Check each line of the records below for the word "icon" and copy those where it appears.
####
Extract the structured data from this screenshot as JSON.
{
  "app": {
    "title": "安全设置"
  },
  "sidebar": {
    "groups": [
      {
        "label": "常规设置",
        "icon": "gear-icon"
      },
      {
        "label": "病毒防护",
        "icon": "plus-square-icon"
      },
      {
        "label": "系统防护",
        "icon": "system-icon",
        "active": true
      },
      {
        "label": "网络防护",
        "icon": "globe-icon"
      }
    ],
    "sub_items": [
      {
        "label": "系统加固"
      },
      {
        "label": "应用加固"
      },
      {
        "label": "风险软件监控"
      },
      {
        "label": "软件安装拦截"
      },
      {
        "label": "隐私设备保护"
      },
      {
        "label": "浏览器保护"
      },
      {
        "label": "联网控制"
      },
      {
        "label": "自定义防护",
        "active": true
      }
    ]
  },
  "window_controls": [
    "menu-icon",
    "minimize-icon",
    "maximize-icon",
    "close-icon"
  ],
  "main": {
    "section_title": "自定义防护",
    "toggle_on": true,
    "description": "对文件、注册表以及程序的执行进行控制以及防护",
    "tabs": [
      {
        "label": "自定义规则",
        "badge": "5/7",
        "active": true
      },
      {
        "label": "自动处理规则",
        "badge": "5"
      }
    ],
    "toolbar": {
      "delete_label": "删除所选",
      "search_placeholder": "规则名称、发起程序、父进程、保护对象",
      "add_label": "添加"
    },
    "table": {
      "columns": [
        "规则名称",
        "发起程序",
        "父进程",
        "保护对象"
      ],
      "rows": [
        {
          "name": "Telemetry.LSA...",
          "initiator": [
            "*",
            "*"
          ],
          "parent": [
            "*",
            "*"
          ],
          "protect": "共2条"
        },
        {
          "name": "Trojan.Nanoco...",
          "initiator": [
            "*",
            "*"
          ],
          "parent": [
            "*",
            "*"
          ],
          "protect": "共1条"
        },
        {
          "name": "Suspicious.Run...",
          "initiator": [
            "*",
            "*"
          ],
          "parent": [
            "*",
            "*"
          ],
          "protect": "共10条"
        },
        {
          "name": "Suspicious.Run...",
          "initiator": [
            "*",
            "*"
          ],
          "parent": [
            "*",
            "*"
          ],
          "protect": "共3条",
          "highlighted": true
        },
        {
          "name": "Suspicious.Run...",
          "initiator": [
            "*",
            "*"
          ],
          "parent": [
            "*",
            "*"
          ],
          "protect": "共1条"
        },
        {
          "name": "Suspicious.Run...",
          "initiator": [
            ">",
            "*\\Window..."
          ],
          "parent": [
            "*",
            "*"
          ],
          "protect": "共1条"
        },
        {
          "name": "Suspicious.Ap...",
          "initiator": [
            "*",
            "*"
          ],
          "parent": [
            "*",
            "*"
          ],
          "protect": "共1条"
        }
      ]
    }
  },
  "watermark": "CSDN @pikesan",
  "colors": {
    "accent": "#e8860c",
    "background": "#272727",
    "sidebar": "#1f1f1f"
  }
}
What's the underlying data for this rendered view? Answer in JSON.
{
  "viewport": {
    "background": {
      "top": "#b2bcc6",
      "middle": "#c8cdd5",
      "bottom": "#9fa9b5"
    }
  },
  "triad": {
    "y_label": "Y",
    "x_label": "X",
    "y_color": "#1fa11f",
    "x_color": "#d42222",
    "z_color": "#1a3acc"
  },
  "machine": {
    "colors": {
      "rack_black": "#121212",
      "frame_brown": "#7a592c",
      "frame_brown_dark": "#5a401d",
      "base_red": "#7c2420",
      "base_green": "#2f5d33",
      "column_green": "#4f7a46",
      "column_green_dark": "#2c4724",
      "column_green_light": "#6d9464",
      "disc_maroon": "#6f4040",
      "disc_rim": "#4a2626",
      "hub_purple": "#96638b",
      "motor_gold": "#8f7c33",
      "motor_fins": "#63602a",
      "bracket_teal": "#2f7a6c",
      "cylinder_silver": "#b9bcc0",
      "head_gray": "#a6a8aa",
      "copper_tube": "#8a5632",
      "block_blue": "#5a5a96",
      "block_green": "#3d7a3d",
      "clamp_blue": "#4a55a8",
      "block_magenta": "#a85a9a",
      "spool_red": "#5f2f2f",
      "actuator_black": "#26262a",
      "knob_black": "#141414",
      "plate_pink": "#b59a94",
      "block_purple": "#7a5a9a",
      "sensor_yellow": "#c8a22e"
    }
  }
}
####
§ Response to this exercise:
        "icon": "gear-icon"
        "icon": "plus-square-icon"
        "icon": "system-icon",
        "icon": "globe-icon"
    "menu-icon",
    "minimize-icon",
    "maximize-icon",
    "close-icon"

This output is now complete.